Output the full listing below exactly as it reads, and skip anything that is a picture.

════

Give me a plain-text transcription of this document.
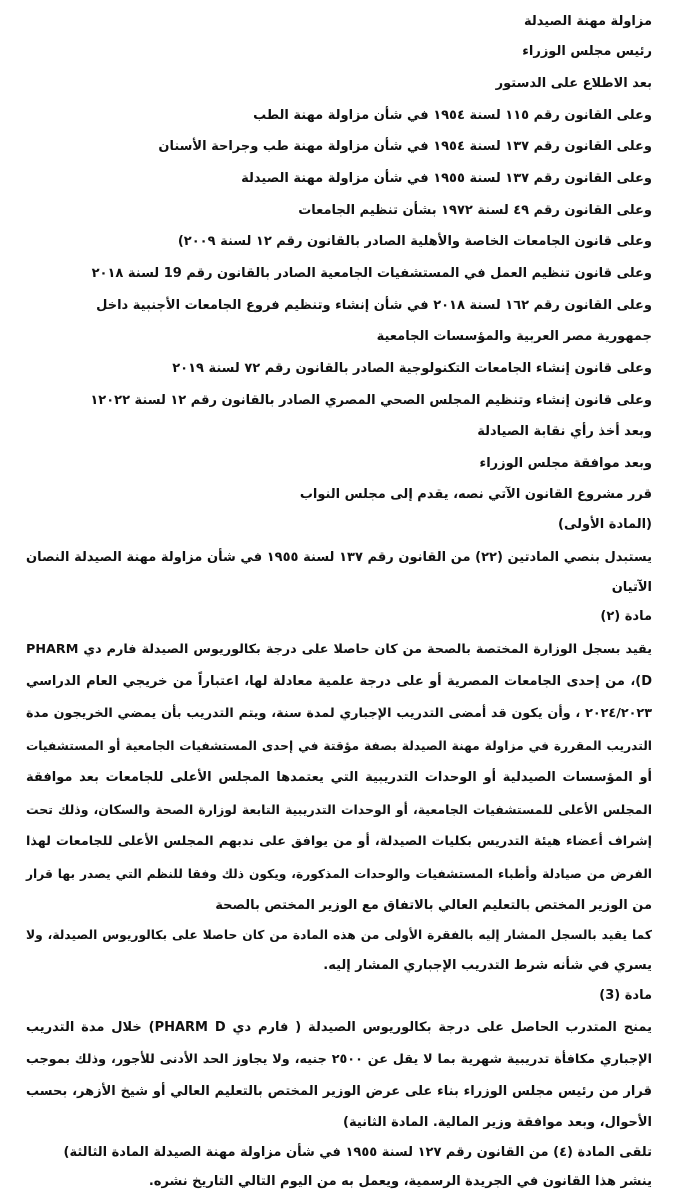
مزاولة مهنة الصيدلة
رئيس مجلس الوزراء
بعد الاطلاع على الدستور
وعلى القانون رقم ١١٥ لسنة ١٩٥٤ في شأن مزاولة مهنة الطب
وعلى القانون رقم ١٣٧ لسنة ١٩٥٤ في شأن مزاولة مهنة طب وجراحة الأسنان
وعلى القانون رقم ١٣٧ لسنة ١٩٥٥ في شأن مزاولة مهنة الصيدلة
وعلى القانون رقم ٤٩ لسنة ١٩٧٢ بشأن تنظيم الجامعات
وعلى قانون الجامعات الخاصة والأهلية الصادر بالقانون رقم ١٢ لسنة ٢٠٠٩)
وعلى قانون تنظيم العمل في المستشفيات الجامعية الصادر بالقانون رقم 19 لسنة ٢٠١٨
وعلى القانون رقم ١٦٢ لسنة ٢٠١٨ في شأن إنشاء وتنظيم فروع الجامعات الأجنبية داخل
جمهورية مصر العربية والمؤسسات الجامعية
وعلى قانون إنشاء الجامعات التكنولوجية الصادر بالقانون رقم ٧٢ لسنة ٢٠١٩
وعلى قانون إنشاء وتنظيم المجلس الصحي المصري الصادر بالقانون رقم ١٢ لسنة ١٢٠٢٢
وبعد أخذ رأي نقابة الصيادلة
وبعد موافقة مجلس الوزراء
قرر مشروع القانون الآتي نصه، يقدم إلى مجلس النواب
(المادة الأولى)
يستبدل بنصي المادتين (٢٢) من القانون رقم ١٣٧ لسنة ١٩٥٥ في شأن مزاولة مهنة الصيدلة النصان
الآتيان
مادة (٢)
يقيد بسجل الوزارة المختصة بالصحة من كان حاصلا على درجة بكالوريوس الصيدلة فارم دي PHARM
D)، من إحدى الجامعات المصرية أو على درجة علمية معادلة لها، اعتباراً من خريجي العام الدراسي
٢٠٢٤/٢٠٢٣ ، وأن يكون قد أمضى التدريب الإجباري لمدة سنة، ويتم التدريب بأن يمضي الخريجون مدة
التدريب المقررة في مزاولة مهنة الصيدلة بصفة مؤقتة في إحدى المستشفيات الجامعية أو المستشفيات
أو المؤسسات الصيدلية أو الوحدات التدريبية التي يعتمدها المجلس الأعلى للجامعات بعد موافقة
المجلس الأعلى للمستشفيات الجامعية، أو الوحدات التدريبية التابعة لوزارة الصحة والسكان، وذلك تحت
إشراف أعضاء هيئة التدريس بكليات الصيدلة، أو من يوافق على ندبهم المجلس الأعلى للجامعات لهذا
الفرض من صيادلة وأطباء المستشفيات والوحدات المذكورة، ويكون ذلك وفقا للنظم التي يصدر بها قرار
من الوزير المختص بالتعليم العالي بالاتفاق مع الوزير المختص بالصحة
كما يقيد بالسجل المشار إليه بالفقرة الأولى من هذه المادة من كان حاصلا على بكالوريوس الصيدلة، ولا
يسري في شأنه شرط التدريب الإجباري المشار إليه.
مادة (3)
يمنح المتدرب الحاصل على درجة بكالوريوس الصيدلة ( فارم دي PHARM D) خلال مدة التدريب
الإجباري مكافأة تدريبية شهرية بما لا يقل عن ٢٥٠٠ جنيه، ولا يجاوز الحد الأدنى للأجور، وذلك بموجب
قرار من رئيس مجلس الوزراء بناء على عرض الوزير المختص بالتعليم العالي أو شيخ الأزهر، بحسب
الأحوال، وبعد موافقة وزير المالية. المادة الثانية)
تلقى المادة (٤) من القانون رقم ١٢٧ لسنة ١٩٥٥ في شأن مزاولة مهنة الصيدلة المادة الثالثة)
ينشر هذا القانون في الجريدة الرسمية، ويعمل به من اليوم التالي التاريخ نشره.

════

— Response to the exercise —
Give me a plain-text transcription of this document.
مزاولة مهنة الصيدلة
رئيس مجلس الوزراء
بعد الاطلاع على الدستور
وعلى القانون رقم ١١٥ لسنة ١٩٥٤ في شأن مزاولة مهنة الطب
وعلى القانون رقم ١٣٧ لسنة ١٩٥٤ في شأن مزاولة مهنة طب وجراحة الأسنان
وعلى القانون رقم ١٣٧ لسنة ١٩٥٥ في شأن مزاولة مهنة الصيدلة
وعلى القانون رقم ٤٩ لسنة ١٩٧٢ بشأن تنظيم الجامعات
وعلى قانون الجامعات الخاصة والأهلية الصادر بالقانون رقم ١٢ لسنة ٢٠٠٩)
وعلى قانون تنظيم العمل في المستشفيات الجامعية الصادر بالقانون رقم 19 لسنة ٢٠١٨
وعلى القانون رقم ١٦٢ لسنة ٢٠١٨ في شأن إنشاء وتنظيم فروع الجامعات الأجنبية داخل
جمهورية مصر العربية والمؤسسات الجامعية
وعلى قانون إنشاء الجامعات التكنولوجية الصادر بالقانون رقم ٧٢ لسنة ٢٠١٩
وعلى قانون إنشاء وتنظيم المجلس الصحي المصري الصادر بالقانون رقم ١٢ لسنة ١٢٠٢٢
وبعد أخذ رأي نقابة الصيادلة
وبعد موافقة مجلس الوزراء
قرر مشروع القانون الآتي نصه، يقدم إلى مجلس النواب
(المادة الأولى)
يستبدل بنصي المادتين (٢٢) من القانون رقم ١٣٧ لسنة ١٩٥٥ في شأن مزاولة مهنة الصيدلة النصان
الآتيان
مادة (٢)
يقيد بسجل الوزارة المختصة بالصحة من كان حاصلا على درجة بكالوريوس الصيدلة فارم دي PHARM
D)، من إحدى الجامعات المصرية أو على درجة علمية معادلة لها، اعتباراً من خريجي العام الدراسي
٢٠٢٤/٢٠٢٣ ، وأن يكون قد أمضى التدريب الإجباري لمدة سنة، ويتم التدريب بأن يمضي الخريجون مدة
التدريب المقررة في مزاولة مهنة الصيدلة بصفة مؤقتة في إحدى المستشفيات الجامعية أو المستشفيات
أو المؤسسات الصيدلية أو الوحدات التدريبية التي يعتمدها المجلس الأعلى للجامعات بعد موافقة
المجلس الأعلى للمستشفيات الجامعية، أو الوحدات التدريبية التابعة لوزارة الصحة والسكان، وذلك تحت
إشراف أعضاء هيئة التدريس بكليات الصيدلة، أو من يوافق على ندبهم المجلس الأعلى للجامعات لهذا
الفرض من صيادلة وأطباء المستشفيات والوحدات المذكورة، ويكون ذلك وفقا للنظم التي يصدر بها قرار
من الوزير المختص بالتعليم العالي بالاتفاق مع الوزير المختص بالصحة
كما يقيد بالسجل المشار إليه بالفقرة الأولى من هذه المادة من كان حاصلا على بكالوريوس الصيدلة، ولا
يسري في شأنه شرط التدريب الإجباري المشار إليه.
مادة (3)
يمنح المتدرب الحاصل على درجة بكالوريوس الصيدلة ( فارم دي PHARM D) خلال مدة التدريب
الإجباري مكافأة تدريبية شهرية بما لا يقل عن ٢٥٠٠ جنيه، ولا يجاوز الحد الأدنى للأجور، وذلك بموجب
قرار من رئيس مجلس الوزراء بناء على عرض الوزير المختص بالتعليم العالي أو شيخ الأزهر، بحسب
الأحوال، وبعد موافقة وزير المالية. المادة الثانية)
تلقى المادة (٤) من القانون رقم ١٢٧ لسنة ١٩٥٥ في شأن مزاولة مهنة الصيدلة المادة الثالثة)
ينشر هذا القانون في الجريدة الرسمية، ويعمل به من اليوم التالي التاريخ نشره.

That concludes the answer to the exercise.